Excerpts from a figure dataset
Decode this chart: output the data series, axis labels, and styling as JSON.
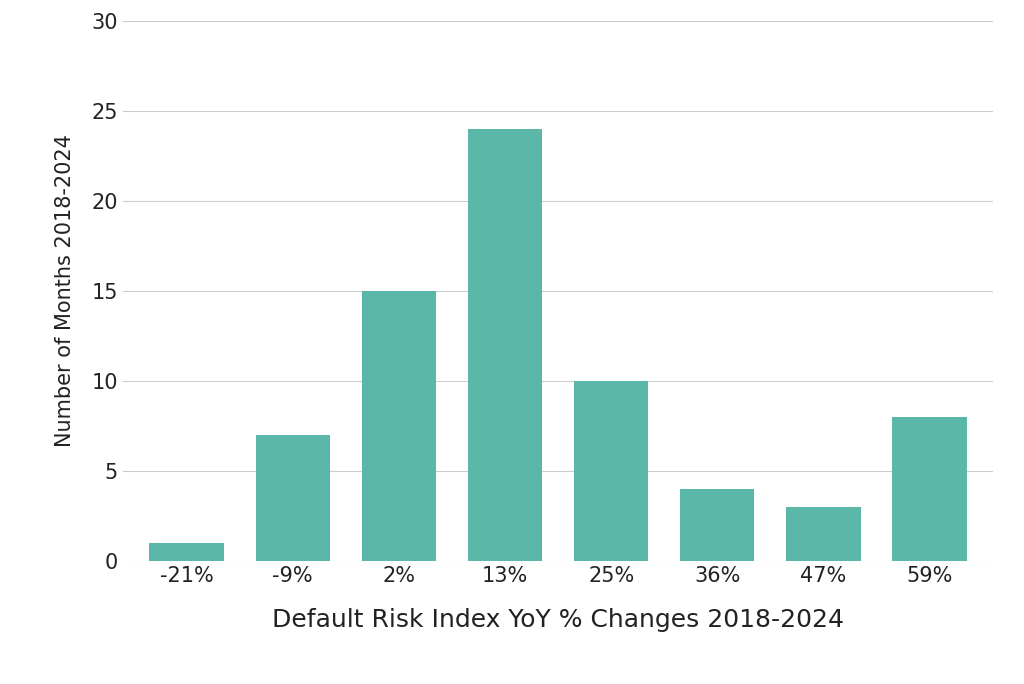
{
  "categories": [
    "-21%",
    "-9%",
    "2%",
    "13%",
    "25%",
    "36%",
    "47%",
    "59%"
  ],
  "values": [
    1,
    7,
    15,
    24,
    10,
    4,
    3,
    8
  ],
  "bar_color": "#5BB8A8",
  "bar_edgecolor": "none",
  "xlabel": "Default Risk Index YoY % Changes 2018-2024",
  "ylabel": "Number of Months 2018-2024",
  "ylim": [
    0,
    30
  ],
  "yticks": [
    0,
    5,
    10,
    15,
    20,
    25,
    30
  ],
  "xlabel_fontsize": 18,
  "ylabel_fontsize": 15,
  "tick_fontsize": 15,
  "background_color": "#ffffff",
  "grid_color": "#cccccc",
  "bar_width": 0.7,
  "text_color": "#222222"
}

● DESCRIPTION OF THE TASK: Output the entries above exactly, without their pictures.

● ANSWER:
Decode this chart: output the data series, axis labels, and styling as JSON.
{
  "categories": [
    "-21%",
    "-9%",
    "2%",
    "13%",
    "25%",
    "36%",
    "47%",
    "59%"
  ],
  "values": [
    1,
    7,
    15,
    24,
    10,
    4,
    3,
    8
  ],
  "bar_color": "#5BB8A8",
  "bar_edgecolor": "none",
  "xlabel": "Default Risk Index YoY % Changes 2018-2024",
  "ylabel": "Number of Months 2018-2024",
  "ylim": [
    0,
    30
  ],
  "yticks": [
    0,
    5,
    10,
    15,
    20,
    25,
    30
  ],
  "xlabel_fontsize": 18,
  "ylabel_fontsize": 15,
  "tick_fontsize": 15,
  "background_color": "#ffffff",
  "grid_color": "#cccccc",
  "bar_width": 0.7,
  "text_color": "#222222"
}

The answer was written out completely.